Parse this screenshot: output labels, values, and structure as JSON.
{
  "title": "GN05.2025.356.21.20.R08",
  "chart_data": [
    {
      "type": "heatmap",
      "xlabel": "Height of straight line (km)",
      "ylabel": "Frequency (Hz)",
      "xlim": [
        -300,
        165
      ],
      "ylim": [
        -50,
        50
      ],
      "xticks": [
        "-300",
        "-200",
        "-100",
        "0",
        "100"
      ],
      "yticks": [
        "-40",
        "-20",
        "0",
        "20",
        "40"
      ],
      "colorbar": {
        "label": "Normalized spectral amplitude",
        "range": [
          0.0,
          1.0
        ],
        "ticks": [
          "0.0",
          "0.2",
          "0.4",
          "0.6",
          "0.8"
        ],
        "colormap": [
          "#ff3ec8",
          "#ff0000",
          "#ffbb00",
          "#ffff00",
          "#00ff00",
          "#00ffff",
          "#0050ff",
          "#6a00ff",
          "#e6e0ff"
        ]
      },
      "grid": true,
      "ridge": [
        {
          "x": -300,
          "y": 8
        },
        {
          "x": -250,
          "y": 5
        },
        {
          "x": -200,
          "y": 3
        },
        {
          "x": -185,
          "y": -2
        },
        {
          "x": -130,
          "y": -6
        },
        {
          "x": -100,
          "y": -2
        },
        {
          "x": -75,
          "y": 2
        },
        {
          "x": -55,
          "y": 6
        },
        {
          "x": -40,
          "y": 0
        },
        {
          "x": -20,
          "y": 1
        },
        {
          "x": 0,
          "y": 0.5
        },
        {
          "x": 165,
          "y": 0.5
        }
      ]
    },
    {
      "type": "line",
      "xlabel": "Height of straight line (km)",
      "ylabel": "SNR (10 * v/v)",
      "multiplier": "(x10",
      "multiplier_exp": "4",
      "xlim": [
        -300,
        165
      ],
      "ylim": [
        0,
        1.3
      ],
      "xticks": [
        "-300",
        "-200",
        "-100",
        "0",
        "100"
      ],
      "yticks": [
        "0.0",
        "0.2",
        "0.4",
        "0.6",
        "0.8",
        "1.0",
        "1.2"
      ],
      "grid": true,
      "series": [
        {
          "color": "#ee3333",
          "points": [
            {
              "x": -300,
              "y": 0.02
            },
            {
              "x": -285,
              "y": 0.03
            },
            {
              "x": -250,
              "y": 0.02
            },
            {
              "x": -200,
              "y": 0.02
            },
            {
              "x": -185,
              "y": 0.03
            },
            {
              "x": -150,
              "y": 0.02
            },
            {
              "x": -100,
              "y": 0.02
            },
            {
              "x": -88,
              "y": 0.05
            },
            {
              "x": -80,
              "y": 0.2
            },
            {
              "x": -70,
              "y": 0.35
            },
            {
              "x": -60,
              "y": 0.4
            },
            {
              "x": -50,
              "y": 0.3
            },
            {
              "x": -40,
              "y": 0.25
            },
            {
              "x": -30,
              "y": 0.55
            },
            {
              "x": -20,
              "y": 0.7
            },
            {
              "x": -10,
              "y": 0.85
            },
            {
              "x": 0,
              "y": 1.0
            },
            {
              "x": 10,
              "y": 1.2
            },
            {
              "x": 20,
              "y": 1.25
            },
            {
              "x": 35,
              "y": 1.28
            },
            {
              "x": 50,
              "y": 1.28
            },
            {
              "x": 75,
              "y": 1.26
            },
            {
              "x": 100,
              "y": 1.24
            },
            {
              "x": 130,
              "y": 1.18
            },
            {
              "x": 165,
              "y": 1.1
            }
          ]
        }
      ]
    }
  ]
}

+--

- [What the exercise asks] Copy out the material word for word and line for line.

- [Task output]
Parse this screenshot: output labels, values, and structure as JSON.
{
  "title": "GN05.2025.356.21.20.R08",
  "chart_data": [
    {
      "type": "heatmap",
      "xlabel": "Height of straight line (km)",
      "ylabel": "Frequency (Hz)",
      "xlim": [
        -300,
        165
      ],
      "ylim": [
        -50,
        50
      ],
      "xticks": [
        "-300",
        "-200",
        "-100",
        "0",
        "100"
      ],
      "yticks": [
        "-40",
        "-20",
        "0",
        "20",
        "40"
      ],
      "colorbar": {
        "label": "Normalized spectral amplitude",
        "range": [
          0.0,
          1.0
        ],
        "ticks": [
          "0.0",
          "0.2",
          "0.4",
          "0.6",
          "0.8"
        ],
        "colormap": [
          "#ff3ec8",
          "#ff0000",
          "#ffbb00",
          "#ffff00",
          "#00ff00",
          "#00ffff",
          "#0050ff",
          "#6a00ff",
          "#e6e0ff"
        ]
      },
      "grid": true,
      "ridge": [
        {
          "x": -300,
          "y": 8
        },
        {
          "x": -250,
          "y": 5
        },
        {
          "x": -200,
          "y": 3
        },
        {
          "x": -185,
          "y": -2
        },
        {
          "x": -130,
          "y": -6
        },
        {
          "x": -100,
          "y": -2
        },
        {
          "x": -75,
          "y": 2
        },
        {
          "x": -55,
          "y": 6
        },
        {
          "x": -40,
          "y": 0
        },
        {
          "x": -20,
          "y": 1
        },
        {
          "x": 0,
          "y": 0.5
        },
        {
          "x": 165,
          "y": 0.5
        }
      ]
    },
    {
      "type": "line",
      "xlabel": "Height of straight line (km)",
      "ylabel": "SNR (10 * v/v)",
      "multiplier": "(x10",
      "multiplier_exp": "4",
      "xlim": [
        -300,
        165
      ],
      "ylim": [
        0,
        1.3
      ],
      "xticks": [
        "-300",
        "-200",
        "-100",
        "0",
        "100"
      ],
      "yticks": [
        "0.0",
        "0.2",
        "0.4",
        "0.6",
        "0.8",
        "1.0",
        "1.2"
      ],
      "grid": true,
      "series": [
        {
          "color": "#ee3333",
          "points": [
            {
              "x": -300,
              "y": 0.02
            },
            {
              "x": -285,
              "y": 0.03
            },
            {
              "x": -250,
              "y": 0.02
            },
            {
              "x": -200,
              "y": 0.02
            },
            {
              "x": -185,
              "y": 0.03
            },
            {
              "x": -150,
              "y": 0.02
            },
            {
              "x": -100,
              "y": 0.02
            },
            {
              "x": -88,
              "y": 0.05
            },
            {
              "x": -80,
              "y": 0.2
            },
            {
              "x": -70,
              "y": 0.35
            },
            {
              "x": -60,
              "y": 0.4
            },
            {
              "x": -50,
              "y": 0.3
            },
            {
              "x": -40,
              "y": 0.25
            },
            {
              "x": -30,
              "y": 0.55
            },
            {
              "x": -20,
              "y": 0.7
            },
            {
              "x": -10,
              "y": 0.85
            },
            {
              "x": 0,
              "y": 1.0
            },
            {
              "x": 10,
              "y": 1.2
            },
            {
              "x": 20,
              "y": 1.25
            },
            {
              "x": 35,
              "y": 1.28
            },
            {
              "x": 50,
              "y": 1.28
            },
            {
              "x": 75,
              "y": 1.26
            },
            {
              "x": 100,
              "y": 1.24
            },
            {
              "x": 130,
              "y": 1.18
            },
            {
              "x": 165,
              "y": 1.1
            }
          ]
        }
      ]
    }
  ]
}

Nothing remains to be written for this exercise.